#### RECORDED INFORMATION ####
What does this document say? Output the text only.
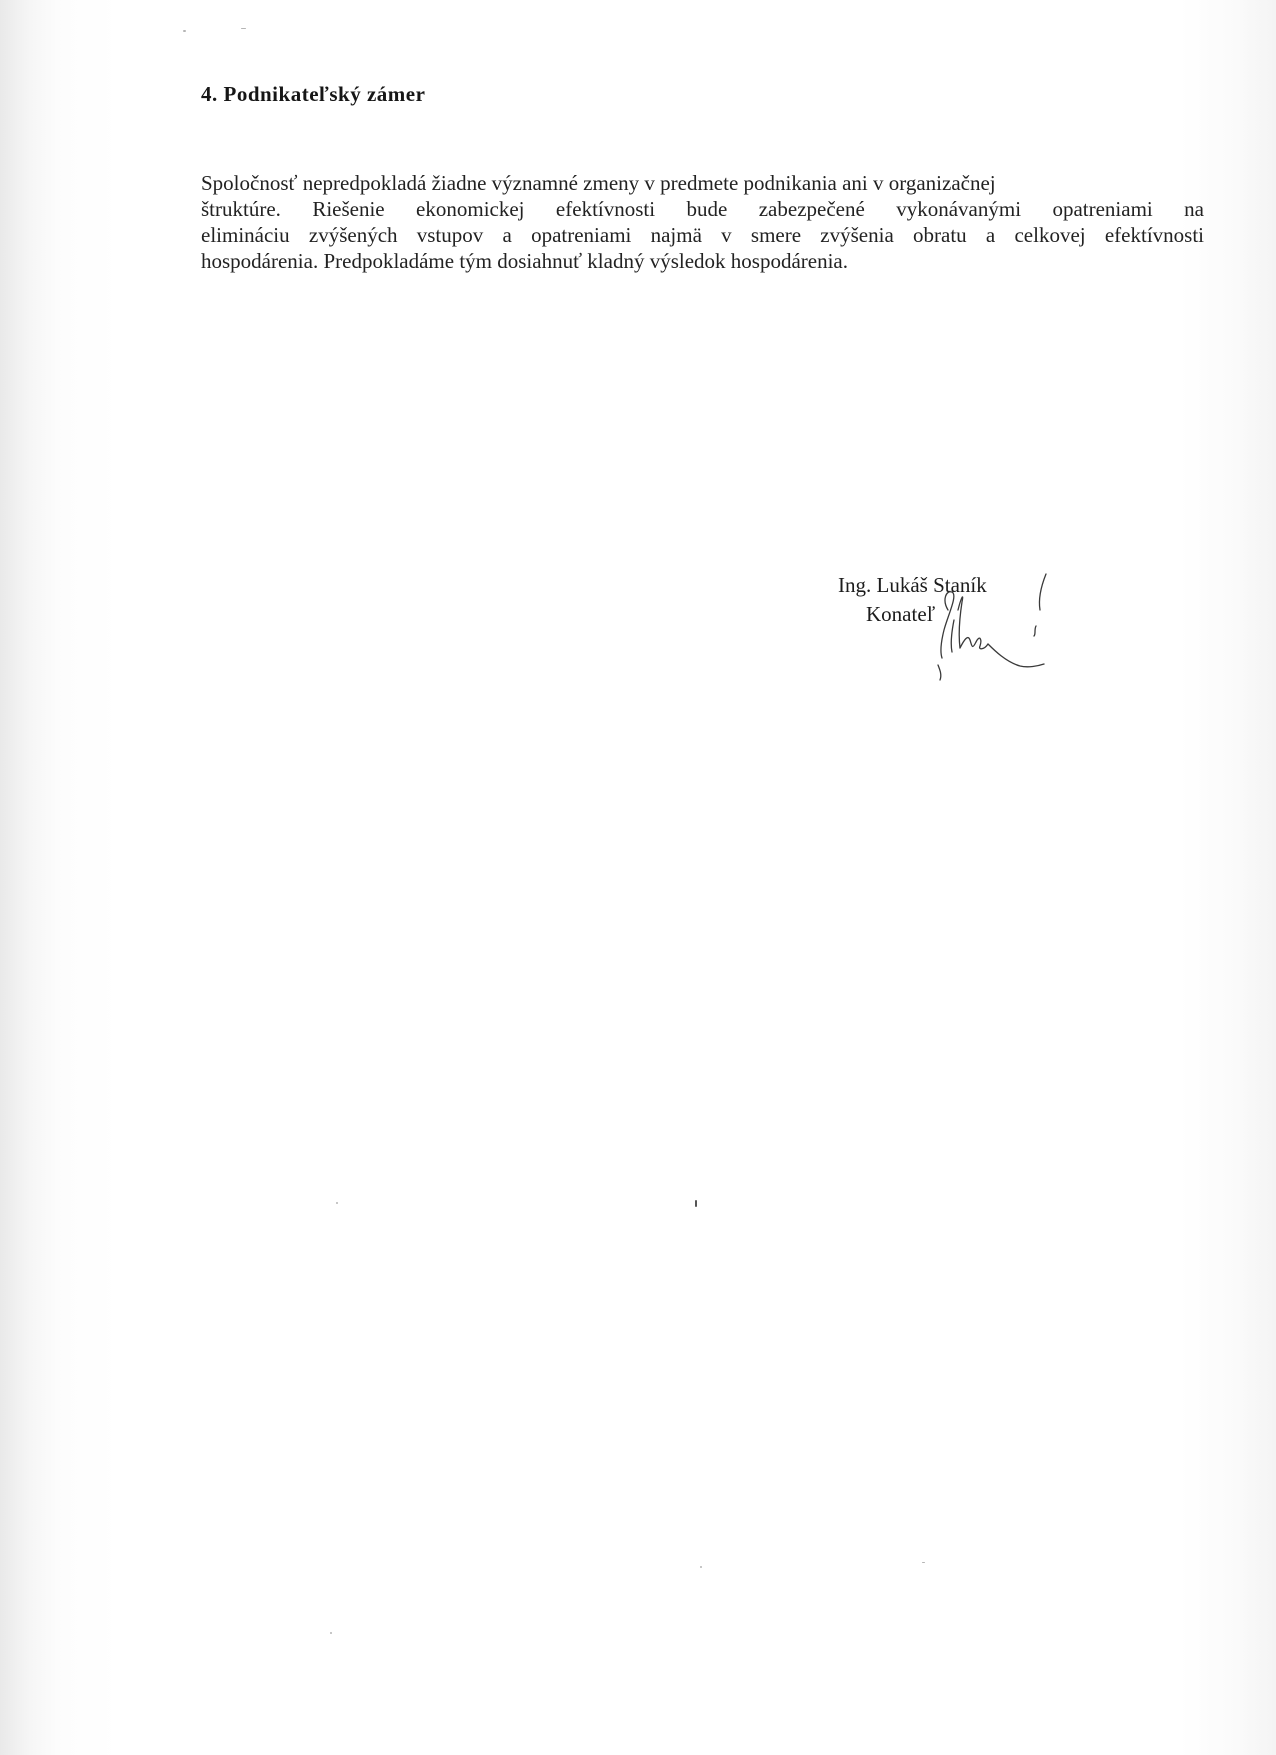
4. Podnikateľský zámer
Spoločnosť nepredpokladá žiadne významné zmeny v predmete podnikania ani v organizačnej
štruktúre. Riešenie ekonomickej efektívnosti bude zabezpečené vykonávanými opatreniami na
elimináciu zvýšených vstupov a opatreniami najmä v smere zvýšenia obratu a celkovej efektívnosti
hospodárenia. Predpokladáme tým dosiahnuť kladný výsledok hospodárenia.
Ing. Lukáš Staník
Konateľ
####
→ TASK BRIEF: Where a line of the data holds "opatreniami", show that line.

→ FULL SOLUTION:
štruktúre. Riešenie ekonomickej efektívnosti bude zabezpečené vykonávanými opatreniami na
elimináciu zvýšených vstupov a opatreniami najmä v smere zvýšenia obratu a celkovej efektívnosti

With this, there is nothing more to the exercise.